Requirement:
Output each entry exactly; skip nothing.

+++

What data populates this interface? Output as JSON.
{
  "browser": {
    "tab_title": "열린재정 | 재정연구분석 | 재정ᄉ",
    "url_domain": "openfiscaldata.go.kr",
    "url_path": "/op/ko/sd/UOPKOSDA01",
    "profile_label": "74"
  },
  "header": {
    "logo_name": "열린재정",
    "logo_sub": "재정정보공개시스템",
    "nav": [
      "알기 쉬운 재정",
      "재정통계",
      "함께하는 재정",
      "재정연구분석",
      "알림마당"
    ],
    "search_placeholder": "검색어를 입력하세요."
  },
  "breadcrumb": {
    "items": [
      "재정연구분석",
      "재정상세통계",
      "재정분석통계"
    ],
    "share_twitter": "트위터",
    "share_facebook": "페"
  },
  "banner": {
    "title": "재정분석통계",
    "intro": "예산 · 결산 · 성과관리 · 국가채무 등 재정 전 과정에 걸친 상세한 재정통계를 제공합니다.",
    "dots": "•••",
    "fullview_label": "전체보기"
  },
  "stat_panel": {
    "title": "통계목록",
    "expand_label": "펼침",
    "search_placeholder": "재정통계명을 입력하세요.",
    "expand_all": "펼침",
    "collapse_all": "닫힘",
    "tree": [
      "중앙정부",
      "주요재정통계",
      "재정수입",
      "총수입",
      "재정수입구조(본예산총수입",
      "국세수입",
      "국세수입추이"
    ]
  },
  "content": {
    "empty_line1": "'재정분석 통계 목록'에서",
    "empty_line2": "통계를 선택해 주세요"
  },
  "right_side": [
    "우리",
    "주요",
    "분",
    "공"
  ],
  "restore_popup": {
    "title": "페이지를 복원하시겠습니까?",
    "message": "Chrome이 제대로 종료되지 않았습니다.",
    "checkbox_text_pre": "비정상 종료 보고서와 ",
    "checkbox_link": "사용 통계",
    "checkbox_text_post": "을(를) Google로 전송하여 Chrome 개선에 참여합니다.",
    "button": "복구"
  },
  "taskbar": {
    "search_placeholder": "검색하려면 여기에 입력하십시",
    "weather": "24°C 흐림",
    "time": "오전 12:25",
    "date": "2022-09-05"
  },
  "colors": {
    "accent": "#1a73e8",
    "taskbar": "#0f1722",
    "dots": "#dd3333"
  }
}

+++

Exercise result:
What data populates this interface? Output as JSON.
{
  "browser": {
    "tab_title": "열린재정 | 재정연구분석 | 재정ᄉ",
    "url_domain": "openfiscaldata.go.kr",
    "url_path": "/op/ko/sd/UOPKOSDA01",
    "profile_label": "74"
  },
  "header": {
    "logo_name": "열린재정",
    "logo_sub": "재정정보공개시스템",
    "nav": [
      "알기 쉬운 재정",
      "재정통계",
      "함께하는 재정",
      "재정연구분석",
      "알림마당"
    ],
    "search_placeholder": "검색어를 입력하세요."
  },
  "breadcrumb": {
    "items": [
      "재정연구분석",
      "재정상세통계",
      "재정분석통계"
    ],
    "share_twitter": "트위터",
    "share_facebook": "페"
  },
  "banner": {
    "title": "재정분석통계",
    "intro": "예산 · 결산 · 성과관리 · 국가채무 등 재정 전 과정에 걸친 상세한 재정통계를 제공합니다.",
    "dots": "•••",
    "fullview_label": "전체보기"
  },
  "stat_panel": {
    "title": "통계목록",
    "expand_label": "펼침",
    "search_placeholder": "재정통계명을 입력하세요.",
    "expand_all": "펼침",
    "collapse_all": "닫힘",
    "tree": [
      "중앙정부",
      "주요재정통계",
      "재정수입",
      "총수입",
      "재정수입구조(본예산총수입",
      "국세수입",
      "국세수입추이"
    ]
  },
  "content": {
    "empty_line1": "'재정분석 통계 목록'에서",
    "empty_line2": "통계를 선택해 주세요"
  },
  "right_side": [
    "우리",
    "주요",
    "분",
    "공"
  ],
  "restore_popup": {
    "title": "페이지를 복원하시겠습니까?",
    "message": "Chrome이 제대로 종료되지 않았습니다.",
    "checkbox_text_pre": "비정상 종료 보고서와 ",
    "checkbox_link": "사용 통계",
    "checkbox_text_post": "을(를) Google로 전송하여 Chrome 개선에 참여합니다.",
    "button": "복구"
  },
  "taskbar": {
    "search_placeholder": "검색하려면 여기에 입력하십시",
    "weather": "24°C 흐림",
    "time": "오전 12:25",
    "date": "2022-09-05"
  },
  "colors": {
    "accent": "#1a73e8",
    "taskbar": "#0f1722",
    "dots": "#dd3333"
  }
}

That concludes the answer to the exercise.